• **Given records**
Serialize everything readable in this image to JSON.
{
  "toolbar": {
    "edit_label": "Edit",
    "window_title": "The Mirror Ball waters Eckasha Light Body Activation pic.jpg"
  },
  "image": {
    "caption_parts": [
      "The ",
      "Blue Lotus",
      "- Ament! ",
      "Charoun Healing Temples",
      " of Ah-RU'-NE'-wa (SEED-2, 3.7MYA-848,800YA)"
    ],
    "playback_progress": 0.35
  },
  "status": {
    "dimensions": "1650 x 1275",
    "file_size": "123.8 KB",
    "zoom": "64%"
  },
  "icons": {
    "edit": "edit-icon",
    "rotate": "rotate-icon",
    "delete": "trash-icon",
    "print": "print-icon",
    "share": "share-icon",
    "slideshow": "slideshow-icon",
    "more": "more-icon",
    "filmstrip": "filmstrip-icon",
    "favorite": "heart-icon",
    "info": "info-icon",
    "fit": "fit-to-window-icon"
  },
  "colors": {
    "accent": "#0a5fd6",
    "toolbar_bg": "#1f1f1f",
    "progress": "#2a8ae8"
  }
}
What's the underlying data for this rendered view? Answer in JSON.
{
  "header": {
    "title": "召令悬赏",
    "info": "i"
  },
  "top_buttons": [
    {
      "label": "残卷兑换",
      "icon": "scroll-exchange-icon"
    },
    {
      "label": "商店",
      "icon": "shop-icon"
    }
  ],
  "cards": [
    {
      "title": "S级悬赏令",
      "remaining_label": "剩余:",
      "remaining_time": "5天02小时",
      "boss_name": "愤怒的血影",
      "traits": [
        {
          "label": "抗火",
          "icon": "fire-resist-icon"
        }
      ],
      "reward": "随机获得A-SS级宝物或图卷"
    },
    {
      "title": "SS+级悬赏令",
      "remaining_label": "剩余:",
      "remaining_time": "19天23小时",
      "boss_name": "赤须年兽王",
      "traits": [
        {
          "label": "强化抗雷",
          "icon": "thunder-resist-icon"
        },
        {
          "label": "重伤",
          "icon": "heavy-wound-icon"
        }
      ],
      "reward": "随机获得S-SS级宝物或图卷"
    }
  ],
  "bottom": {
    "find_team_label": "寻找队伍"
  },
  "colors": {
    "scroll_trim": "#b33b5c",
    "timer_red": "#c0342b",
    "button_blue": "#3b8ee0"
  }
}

• **Job**
Scan the records above for the string "reward", then report every line that contains it.

• **The result**
      "reward": "随机获得A-SS级宝物或图卷"
      "reward": "随机获得S-SS级宝物或图卷"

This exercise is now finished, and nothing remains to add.